▸ What to do:
I need the number of lines in the data that contain the word "highlight", and nothing beyond it.

################

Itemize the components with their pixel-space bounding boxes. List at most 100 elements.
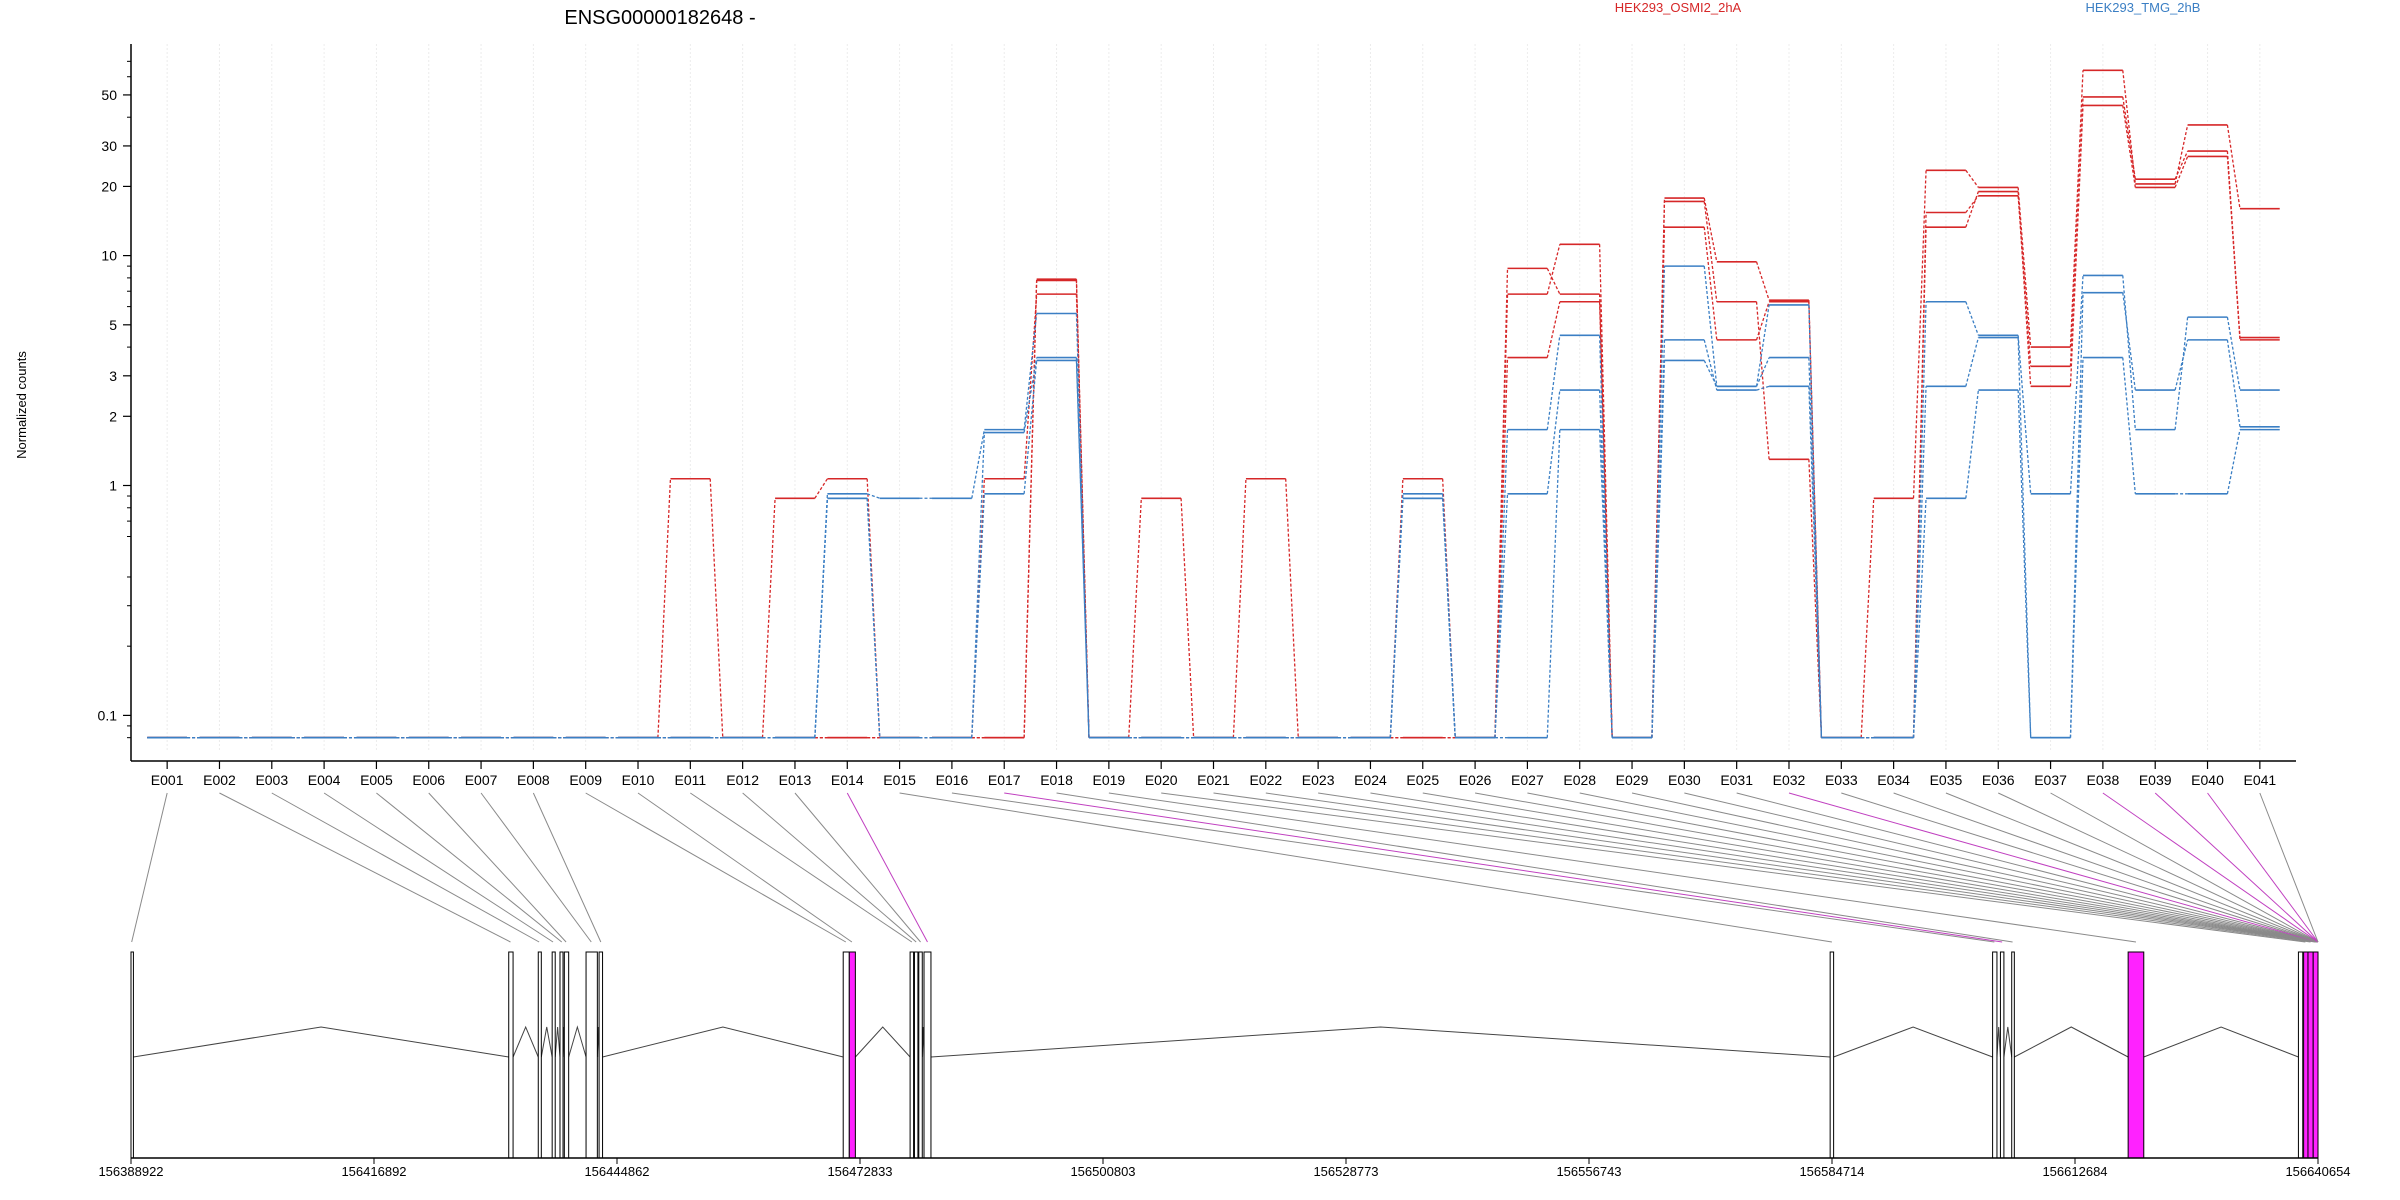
series-connector [2226, 124, 2241, 209]
exon-connector [1161, 792, 2306, 943]
series-connector [1546, 335, 1561, 430]
series-connector [1703, 266, 1718, 387]
x-tick-label: E010 [622, 772, 655, 788]
series-connector [1598, 390, 1613, 738]
exon-connector [1736, 792, 2319, 943]
x-tick-label: E008 [517, 772, 550, 788]
series-connector [2017, 191, 2032, 387]
exon-highlight [2307, 951, 2314, 1159]
series-connector [1651, 339, 1666, 738]
series-connector [1755, 301, 1770, 341]
series-connector [1285, 478, 1299, 738]
x-tick-label: E029 [1616, 772, 1649, 788]
exon-highlight [2127, 951, 2145, 1159]
intron [2003, 1026, 2013, 1058]
genome-tick-label: 156528773 [1313, 1164, 1378, 1179]
gene-model [130, 951, 2319, 1159]
intron [568, 1025, 587, 1058]
x-tick-label: E018 [1040, 772, 1073, 788]
x-tick-label: E033 [1825, 772, 1858, 788]
legend-label-tmg: HEK293_TMG_2hB [2086, 0, 2201, 15]
x-tick-label: E024 [1354, 772, 1387, 788]
x-tick-label: E003 [255, 772, 288, 788]
exon [508, 951, 514, 1159]
x-tick-label: E019 [1093, 772, 1126, 788]
series-4 [147, 291, 2280, 739]
exon-connector [1631, 792, 2318, 943]
genome-tick-label: 156416892 [341, 1164, 406, 1179]
x-tick-label: E028 [1563, 772, 1596, 788]
series-connector [2069, 96, 2084, 367]
x-tick-label: E004 [308, 772, 341, 788]
series-connector [2122, 105, 2136, 188]
series-connector [2122, 357, 2136, 494]
exon-connector [951, 792, 1995, 943]
exon [585, 951, 598, 1159]
series-connector [1441, 498, 1456, 738]
x-tick-label: E036 [1982, 772, 2015, 788]
series-connector [2226, 317, 2241, 391]
series-connector [1912, 386, 1927, 738]
x-tick-label: E025 [1406, 772, 1439, 788]
exon-connector [1213, 792, 2311, 943]
intron [133, 1026, 509, 1058]
exon-connector [1527, 792, 2318, 943]
x-tick-label: E014 [831, 772, 864, 788]
x-tick-label: E006 [412, 772, 445, 788]
exon-highlight [2312, 951, 2319, 1159]
exon-connector [899, 792, 1832, 943]
series-connector [1023, 357, 1038, 433]
series-connector [1755, 304, 1770, 387]
exon [1829, 951, 1835, 1159]
series-connector [657, 478, 672, 738]
series-connector [2069, 70, 2084, 348]
exon [559, 951, 564, 1159]
genome-tick-label: 156444862 [584, 1164, 649, 1179]
series-connector [2017, 390, 2032, 738]
exon [1992, 951, 1998, 1159]
series-connector [971, 478, 986, 738]
x-tick-label: E005 [360, 772, 393, 788]
series-connector [1546, 301, 1561, 358]
series-connector [1860, 498, 1875, 738]
exon [913, 951, 919, 1159]
series-connector [1755, 357, 1770, 387]
intron [512, 1025, 539, 1058]
exon-connector [1684, 792, 2319, 943]
exon [1999, 951, 2005, 1159]
series-connector [1703, 339, 1718, 391]
x-tick-label: E040 [2191, 772, 2224, 788]
exon-connector [690, 792, 913, 943]
exon-connector [2154, 792, 2319, 943]
exon-highlight [848, 951, 856, 1159]
x-tick-label: E041 [2243, 772, 2276, 788]
intron [1833, 1026, 1993, 1058]
x-tick-label: E002 [203, 772, 236, 788]
series-connector [1965, 301, 1979, 336]
series-connector [1756, 385, 1770, 391]
series-connector [814, 478, 828, 499]
exon-connector [1788, 792, 2319, 943]
exon-connector [2102, 792, 2319, 943]
series-connector [1912, 498, 1927, 738]
exon [598, 951, 604, 1159]
series-connector [1128, 498, 1142, 738]
x-tick-label: E007 [465, 772, 498, 788]
intron [602, 1026, 844, 1058]
genome-tick-label: 156388922 [98, 1164, 163, 1179]
exon-connector [1893, 792, 2319, 943]
series-connector [2122, 70, 2136, 185]
exon-connector [1056, 792, 2013, 943]
exon-connector [532, 792, 602, 943]
y-tick-label: 20 [101, 178, 117, 194]
series-connector [1494, 294, 1509, 738]
series-connector [2122, 96, 2136, 180]
series-connector [1755, 261, 1770, 301]
x-tick-label: E035 [1930, 772, 1963, 788]
x-tick-label: E026 [1459, 772, 1492, 788]
exon-connector [1370, 792, 2318, 943]
x-tick-label: E017 [988, 772, 1021, 788]
exon-connector [637, 792, 853, 943]
intron [540, 1026, 553, 1058]
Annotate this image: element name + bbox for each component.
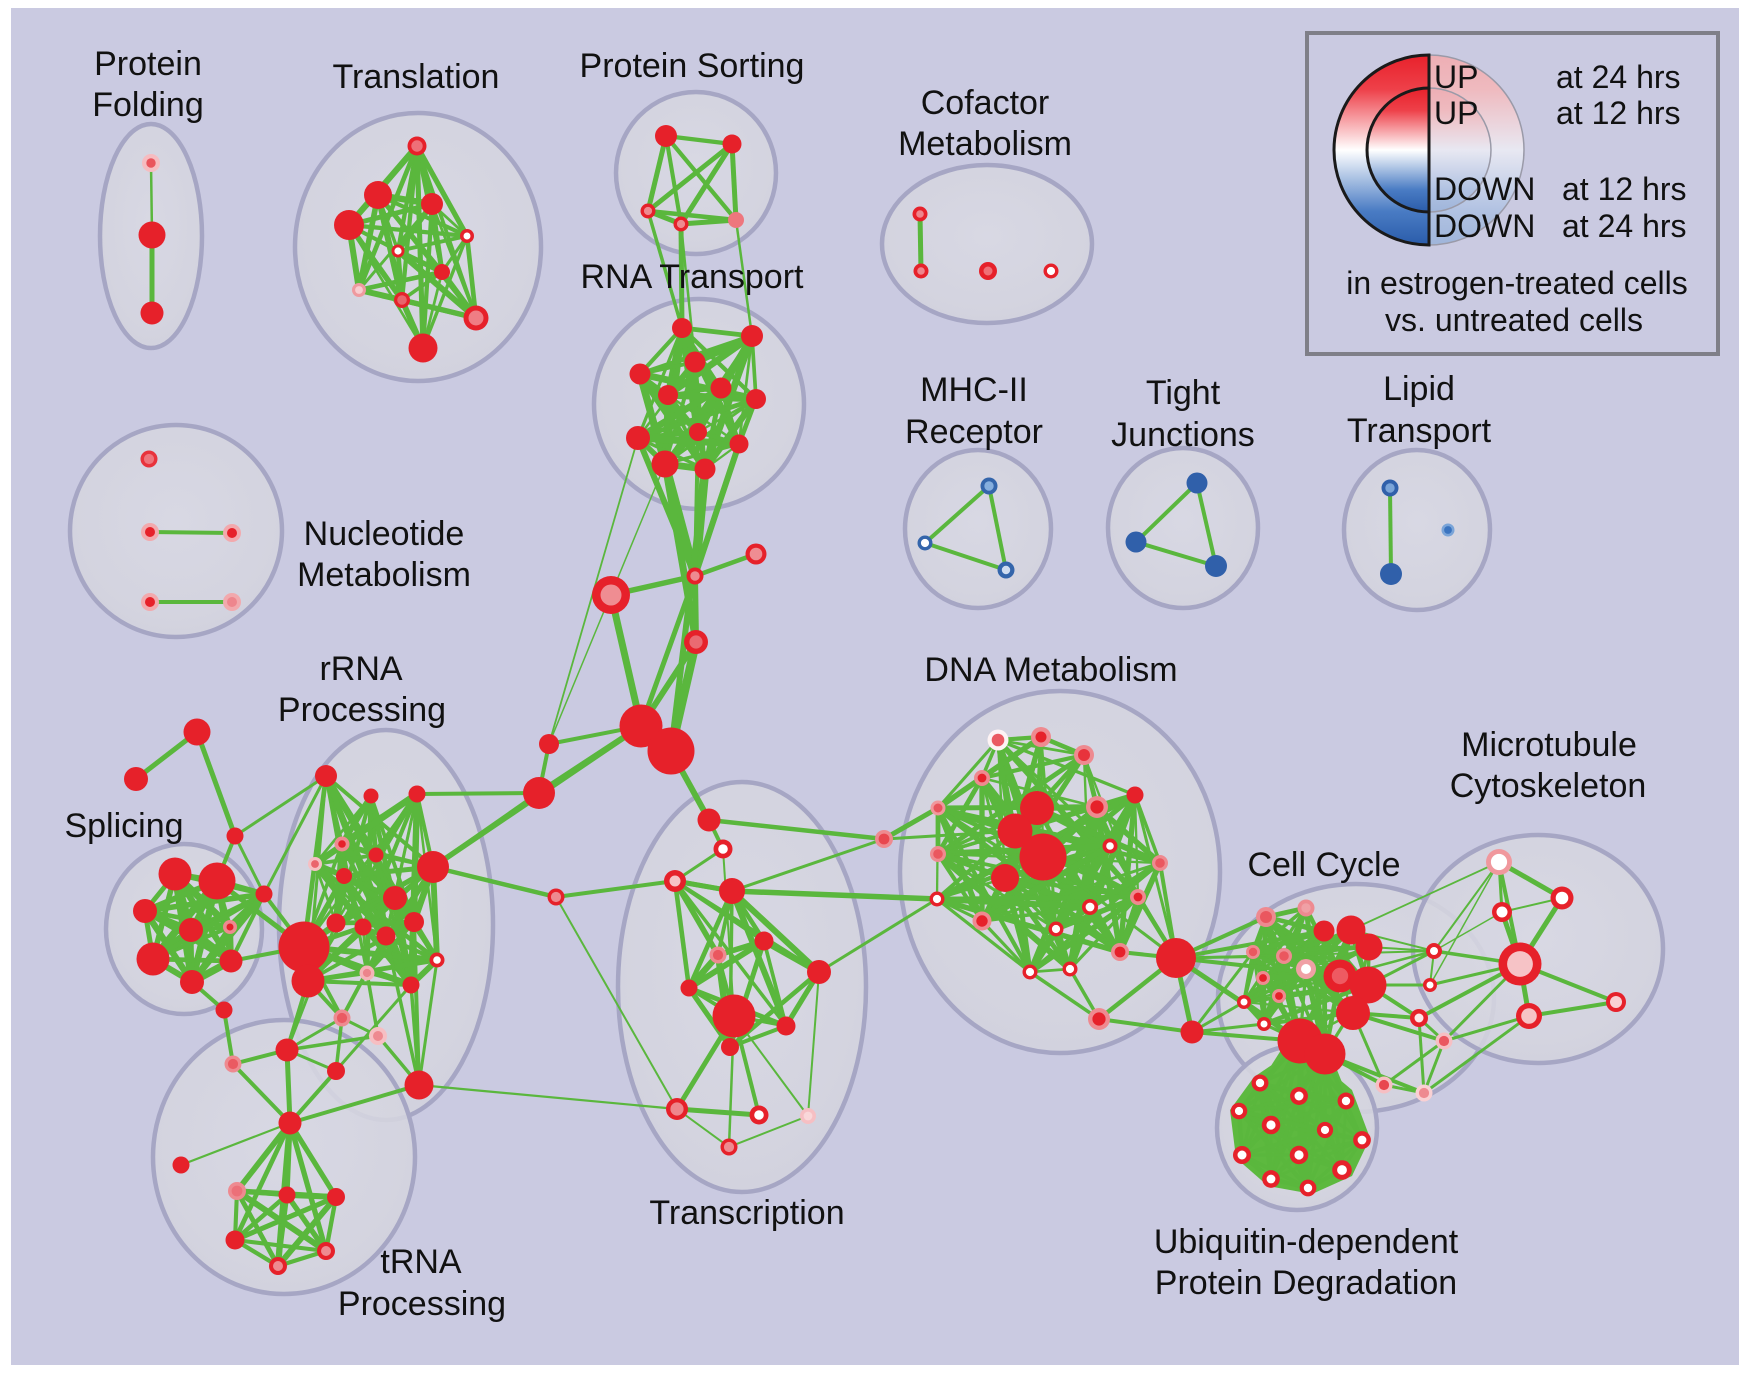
svg-text:DOWN: DOWN bbox=[1434, 171, 1535, 207]
svg-text:at 12 hrs: at 12 hrs bbox=[1556, 95, 1681, 131]
svg-text:at 12 hrs: at 12 hrs bbox=[1562, 171, 1687, 207]
svg-text:Nucleotide: Nucleotide bbox=[304, 515, 465, 553]
svg-text:vs. untreated cells: vs. untreated cells bbox=[1385, 302, 1643, 338]
svg-text:in estrogen-treated cells: in estrogen-treated cells bbox=[1346, 265, 1688, 301]
svg-text:Cell Cycle: Cell Cycle bbox=[1247, 846, 1400, 884]
svg-text:Protein Degradation: Protein Degradation bbox=[1155, 1264, 1457, 1302]
svg-text:DNA Metabolism: DNA Metabolism bbox=[924, 651, 1177, 689]
svg-text:UP: UP bbox=[1434, 95, 1478, 131]
svg-text:Folding: Folding bbox=[92, 86, 204, 124]
svg-text:Metabolism: Metabolism bbox=[297, 556, 471, 594]
svg-text:DOWN: DOWN bbox=[1434, 208, 1535, 244]
svg-text:Translation: Translation bbox=[333, 58, 500, 96]
svg-text:at 24 hrs: at 24 hrs bbox=[1556, 59, 1681, 95]
svg-text:UP: UP bbox=[1434, 59, 1478, 95]
svg-text:Ubiquitin-dependent: Ubiquitin-dependent bbox=[1154, 1223, 1459, 1261]
svg-text:Lipid: Lipid bbox=[1383, 370, 1455, 408]
svg-text:Processing: Processing bbox=[278, 691, 446, 729]
svg-text:rRNA: rRNA bbox=[319, 650, 402, 688]
svg-text:Receptor: Receptor bbox=[905, 413, 1043, 451]
svg-text:Microtubule: Microtubule bbox=[1461, 726, 1637, 764]
svg-text:tRNA: tRNA bbox=[380, 1243, 462, 1281]
svg-text:Processing: Processing bbox=[338, 1285, 506, 1323]
svg-text:RNA Transport: RNA Transport bbox=[581, 258, 805, 296]
svg-text:Cytoskeleton: Cytoskeleton bbox=[1450, 767, 1647, 805]
svg-text:at 24 hrs: at 24 hrs bbox=[1562, 208, 1687, 244]
svg-text:Protein Sorting: Protein Sorting bbox=[580, 47, 805, 85]
svg-text:Junctions: Junctions bbox=[1111, 416, 1255, 454]
svg-text:Tight: Tight bbox=[1146, 374, 1221, 412]
svg-text:Splicing: Splicing bbox=[64, 807, 183, 845]
svg-text:Transcription: Transcription bbox=[649, 1194, 844, 1232]
svg-text:Protein: Protein bbox=[94, 45, 202, 83]
svg-text:Transport: Transport bbox=[1347, 412, 1492, 450]
svg-text:Metabolism: Metabolism bbox=[898, 125, 1072, 163]
svg-text:Cofactor: Cofactor bbox=[921, 84, 1050, 122]
svg-text:MHC-II: MHC-II bbox=[920, 371, 1028, 409]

################

▸ Output:
4